--- MATERIAL SUPPLIED ---

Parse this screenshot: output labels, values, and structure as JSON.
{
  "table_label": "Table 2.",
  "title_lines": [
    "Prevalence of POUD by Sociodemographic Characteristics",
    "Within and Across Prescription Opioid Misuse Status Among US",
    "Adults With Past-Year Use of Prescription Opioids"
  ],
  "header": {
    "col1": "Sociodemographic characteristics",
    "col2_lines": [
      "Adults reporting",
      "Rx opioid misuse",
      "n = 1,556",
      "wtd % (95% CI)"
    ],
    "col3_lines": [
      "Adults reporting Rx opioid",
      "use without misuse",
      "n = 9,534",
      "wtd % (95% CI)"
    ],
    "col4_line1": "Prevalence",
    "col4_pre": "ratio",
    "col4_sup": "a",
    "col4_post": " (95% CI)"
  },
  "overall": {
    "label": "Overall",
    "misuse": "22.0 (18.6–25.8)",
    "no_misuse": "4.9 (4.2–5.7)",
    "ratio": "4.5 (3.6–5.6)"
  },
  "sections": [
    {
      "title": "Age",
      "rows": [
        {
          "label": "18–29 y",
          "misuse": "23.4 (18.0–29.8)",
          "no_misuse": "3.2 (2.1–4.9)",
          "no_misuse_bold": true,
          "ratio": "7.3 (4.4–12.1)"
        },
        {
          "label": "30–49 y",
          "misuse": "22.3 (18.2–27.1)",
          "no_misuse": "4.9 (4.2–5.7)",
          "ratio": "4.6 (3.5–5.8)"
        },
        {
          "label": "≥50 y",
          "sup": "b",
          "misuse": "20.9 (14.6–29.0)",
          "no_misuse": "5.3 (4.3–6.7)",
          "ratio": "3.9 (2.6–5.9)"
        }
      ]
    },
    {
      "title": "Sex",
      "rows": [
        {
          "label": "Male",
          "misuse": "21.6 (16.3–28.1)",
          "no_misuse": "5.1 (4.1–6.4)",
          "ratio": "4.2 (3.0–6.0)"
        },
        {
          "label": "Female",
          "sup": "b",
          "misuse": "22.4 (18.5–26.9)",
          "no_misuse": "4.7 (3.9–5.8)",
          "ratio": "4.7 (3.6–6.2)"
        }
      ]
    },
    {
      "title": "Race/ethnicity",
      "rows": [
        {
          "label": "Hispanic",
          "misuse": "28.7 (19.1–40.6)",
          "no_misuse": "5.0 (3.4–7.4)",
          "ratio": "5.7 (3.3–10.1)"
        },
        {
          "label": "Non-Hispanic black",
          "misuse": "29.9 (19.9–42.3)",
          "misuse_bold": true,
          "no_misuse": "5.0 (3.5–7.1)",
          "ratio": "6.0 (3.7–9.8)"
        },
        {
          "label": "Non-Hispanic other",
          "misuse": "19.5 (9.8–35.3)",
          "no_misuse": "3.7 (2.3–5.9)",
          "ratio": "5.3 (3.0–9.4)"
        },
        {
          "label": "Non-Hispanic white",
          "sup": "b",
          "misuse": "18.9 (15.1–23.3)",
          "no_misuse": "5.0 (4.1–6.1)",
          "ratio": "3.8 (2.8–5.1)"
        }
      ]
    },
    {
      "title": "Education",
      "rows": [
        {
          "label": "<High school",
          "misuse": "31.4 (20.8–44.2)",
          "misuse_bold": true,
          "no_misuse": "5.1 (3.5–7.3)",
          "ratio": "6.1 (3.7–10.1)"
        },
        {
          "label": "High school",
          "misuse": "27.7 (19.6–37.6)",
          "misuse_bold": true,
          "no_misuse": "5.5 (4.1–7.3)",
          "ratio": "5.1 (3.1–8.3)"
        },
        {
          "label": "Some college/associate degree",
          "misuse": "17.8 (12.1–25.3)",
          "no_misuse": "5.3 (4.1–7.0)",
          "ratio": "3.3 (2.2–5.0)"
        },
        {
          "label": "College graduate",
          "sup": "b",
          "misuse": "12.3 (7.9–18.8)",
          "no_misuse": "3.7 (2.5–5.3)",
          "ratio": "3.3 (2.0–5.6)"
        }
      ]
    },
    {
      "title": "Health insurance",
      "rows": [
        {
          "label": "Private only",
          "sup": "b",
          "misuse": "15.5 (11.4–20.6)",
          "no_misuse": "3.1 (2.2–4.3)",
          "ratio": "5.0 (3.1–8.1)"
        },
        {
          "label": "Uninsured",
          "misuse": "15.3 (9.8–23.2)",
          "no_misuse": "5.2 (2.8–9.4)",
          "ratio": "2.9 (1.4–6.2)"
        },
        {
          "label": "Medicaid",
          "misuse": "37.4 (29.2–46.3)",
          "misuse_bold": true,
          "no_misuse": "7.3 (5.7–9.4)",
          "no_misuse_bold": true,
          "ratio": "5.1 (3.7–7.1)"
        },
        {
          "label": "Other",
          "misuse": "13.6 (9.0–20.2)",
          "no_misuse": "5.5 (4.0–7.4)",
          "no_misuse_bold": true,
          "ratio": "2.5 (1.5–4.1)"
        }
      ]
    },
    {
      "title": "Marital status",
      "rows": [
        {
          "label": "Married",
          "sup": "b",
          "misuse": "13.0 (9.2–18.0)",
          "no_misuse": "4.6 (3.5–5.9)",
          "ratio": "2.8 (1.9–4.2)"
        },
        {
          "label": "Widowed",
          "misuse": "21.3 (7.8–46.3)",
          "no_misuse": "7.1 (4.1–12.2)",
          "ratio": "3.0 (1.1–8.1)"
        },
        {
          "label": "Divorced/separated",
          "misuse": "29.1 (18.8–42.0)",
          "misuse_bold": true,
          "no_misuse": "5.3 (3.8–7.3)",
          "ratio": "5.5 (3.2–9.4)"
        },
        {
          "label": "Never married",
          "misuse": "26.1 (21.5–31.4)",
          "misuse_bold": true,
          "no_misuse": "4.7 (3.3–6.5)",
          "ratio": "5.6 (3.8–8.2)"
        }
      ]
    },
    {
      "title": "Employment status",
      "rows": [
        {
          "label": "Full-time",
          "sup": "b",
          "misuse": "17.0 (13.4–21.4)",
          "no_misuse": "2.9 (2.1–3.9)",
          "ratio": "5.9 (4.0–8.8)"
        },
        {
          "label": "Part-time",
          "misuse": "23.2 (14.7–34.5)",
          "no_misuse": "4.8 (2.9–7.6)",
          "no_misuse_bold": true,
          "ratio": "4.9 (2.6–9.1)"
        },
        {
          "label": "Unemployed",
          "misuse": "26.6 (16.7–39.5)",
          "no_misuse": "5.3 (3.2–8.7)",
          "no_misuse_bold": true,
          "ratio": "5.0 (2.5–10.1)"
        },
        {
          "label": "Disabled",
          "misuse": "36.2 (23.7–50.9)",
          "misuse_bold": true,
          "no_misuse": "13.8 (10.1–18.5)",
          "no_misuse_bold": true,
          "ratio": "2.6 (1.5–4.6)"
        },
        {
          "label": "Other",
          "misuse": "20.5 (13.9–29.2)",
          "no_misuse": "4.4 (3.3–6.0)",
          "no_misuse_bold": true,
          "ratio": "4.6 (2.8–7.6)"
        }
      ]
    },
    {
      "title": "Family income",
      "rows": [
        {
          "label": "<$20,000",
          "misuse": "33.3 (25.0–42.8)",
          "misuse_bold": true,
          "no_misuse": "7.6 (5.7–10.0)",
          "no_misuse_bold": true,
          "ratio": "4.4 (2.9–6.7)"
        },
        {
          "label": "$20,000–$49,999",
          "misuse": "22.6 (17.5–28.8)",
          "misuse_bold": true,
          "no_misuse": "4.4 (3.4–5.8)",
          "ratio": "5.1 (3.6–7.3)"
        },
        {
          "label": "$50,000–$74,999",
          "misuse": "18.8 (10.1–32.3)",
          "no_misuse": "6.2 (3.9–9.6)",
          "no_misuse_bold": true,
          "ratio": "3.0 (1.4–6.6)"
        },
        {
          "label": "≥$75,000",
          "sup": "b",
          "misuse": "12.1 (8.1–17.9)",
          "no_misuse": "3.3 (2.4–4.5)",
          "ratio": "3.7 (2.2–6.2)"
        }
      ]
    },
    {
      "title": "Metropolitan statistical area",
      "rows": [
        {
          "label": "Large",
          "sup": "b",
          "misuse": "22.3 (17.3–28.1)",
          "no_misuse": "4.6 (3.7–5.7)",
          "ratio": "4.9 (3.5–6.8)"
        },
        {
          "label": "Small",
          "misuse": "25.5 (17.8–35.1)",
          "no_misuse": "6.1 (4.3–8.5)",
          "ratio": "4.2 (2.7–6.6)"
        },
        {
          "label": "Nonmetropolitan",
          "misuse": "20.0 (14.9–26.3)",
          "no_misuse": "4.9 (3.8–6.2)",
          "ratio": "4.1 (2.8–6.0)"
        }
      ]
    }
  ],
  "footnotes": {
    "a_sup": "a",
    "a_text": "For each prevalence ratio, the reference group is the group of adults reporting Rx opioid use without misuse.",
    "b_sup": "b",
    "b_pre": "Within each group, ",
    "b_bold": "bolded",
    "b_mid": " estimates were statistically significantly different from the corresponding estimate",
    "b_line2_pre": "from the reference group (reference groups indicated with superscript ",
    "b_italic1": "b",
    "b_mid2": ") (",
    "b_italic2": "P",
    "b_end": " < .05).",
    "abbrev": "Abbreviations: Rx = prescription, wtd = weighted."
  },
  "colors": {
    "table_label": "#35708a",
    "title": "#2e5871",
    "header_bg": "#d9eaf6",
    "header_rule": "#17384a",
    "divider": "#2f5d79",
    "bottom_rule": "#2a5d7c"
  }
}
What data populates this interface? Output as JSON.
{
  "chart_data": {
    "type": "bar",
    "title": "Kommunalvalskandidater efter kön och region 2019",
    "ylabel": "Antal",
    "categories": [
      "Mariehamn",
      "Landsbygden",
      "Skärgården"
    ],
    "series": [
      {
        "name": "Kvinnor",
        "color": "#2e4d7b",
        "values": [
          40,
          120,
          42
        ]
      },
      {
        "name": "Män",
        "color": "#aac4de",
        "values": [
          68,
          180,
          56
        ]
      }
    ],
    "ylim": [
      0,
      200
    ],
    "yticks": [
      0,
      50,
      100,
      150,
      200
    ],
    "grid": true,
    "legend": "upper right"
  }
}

---

_TASK DESCRIPTION_.
Copy, character for character, the lines from the line that holds "What data populates" through the final line of the records above.

_RESPONSE_.
What data populates this interface? Output as JSON.
{
  "chart_data": {
    "type": "bar",
    "title": "Kommunalvalskandidater efter kön och region 2019",
    "ylabel": "Antal",
    "categories": [
      "Mariehamn",
      "Landsbygden",
      "Skärgården"
    ],
    "series": [
      {
        "name": "Kvinnor",
        "color": "#2e4d7b",
        "values": [
          40,
          120,
          42
        ]
      },
      {
        "name": "Män",
        "color": "#aac4de",
        "values": [
          68,
          180,
          56
        ]
      }
    ],
    "ylim": [
      0,
      200
    ],
    "yticks": [
      0,
      50,
      100,
      150,
      200
    ],
    "grid": true,
    "legend": "upper right"
  }
}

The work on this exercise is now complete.